Can all of these lines be returned exactly?

# START OF MATERIAL FOR THIS EXERCISE

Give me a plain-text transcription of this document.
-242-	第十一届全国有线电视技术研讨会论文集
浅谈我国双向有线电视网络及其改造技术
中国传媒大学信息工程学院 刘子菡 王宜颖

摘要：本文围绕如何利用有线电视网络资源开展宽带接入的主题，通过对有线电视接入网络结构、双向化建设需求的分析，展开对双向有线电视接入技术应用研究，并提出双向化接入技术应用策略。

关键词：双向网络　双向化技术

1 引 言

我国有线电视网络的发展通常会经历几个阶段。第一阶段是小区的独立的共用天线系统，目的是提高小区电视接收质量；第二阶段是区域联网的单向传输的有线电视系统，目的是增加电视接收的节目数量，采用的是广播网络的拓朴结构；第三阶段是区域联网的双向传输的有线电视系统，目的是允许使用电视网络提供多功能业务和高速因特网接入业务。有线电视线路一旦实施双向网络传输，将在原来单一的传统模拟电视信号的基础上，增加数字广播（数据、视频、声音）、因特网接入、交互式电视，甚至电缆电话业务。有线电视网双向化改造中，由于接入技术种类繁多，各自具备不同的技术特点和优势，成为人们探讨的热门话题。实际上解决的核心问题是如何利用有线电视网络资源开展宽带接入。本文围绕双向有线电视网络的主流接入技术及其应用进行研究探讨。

# END OF MATERIAL FOR THIS EXERCISE

== PROBLEM SOLUTION ==
Give me a plain-text transcription of this document.
-242-	第十一届全国有线电视技术研讨会论文集
浅谈我国双向有线电视网络及其改造技术
中国传媒大学信息工程学院 刘子菡 王宜颖

摘要：本文围绕如何利用有线电视网络资源开展宽带接入的主题，通过对有线电视接入网络结构、双向化建设需求的分析，展开对双向有线电视接入技术应用研究，并提出双向化接入技术应用策略。

关键词：双向网络　双向化技术

1 引 言

我国有线电视网络的发展通常会经历几个阶段。第一阶段是小区的独立的共用天线系统，目的是提高小区电视接收质量；第二阶段是区域联网的单向传输的有线电视系统，目的是增加电视接收的节目数量，采用的是广播网络的拓朴结构；第三阶段是区域联网的双向传输的有线电视系统，目的是允许使用电视网络提供多功能业务和高速因特网接入业务。有线电视线路一旦实施双向网络传输，将在原来单一的传统模拟电视信号的基础上，增加数字广播（数据、视频、声音）、因特网接入、交互式电视，甚至电缆电话业务。有线电视网双向化改造中，由于接入技术种类繁多，各自具备不同的技术特点和优势，成为人们探讨的热门话题。实际上解决的核心问题是如何利用有线电视网络资源开展宽带接入。本文围绕双向有线电视网络的主流接入技术及其应用进行研究探讨。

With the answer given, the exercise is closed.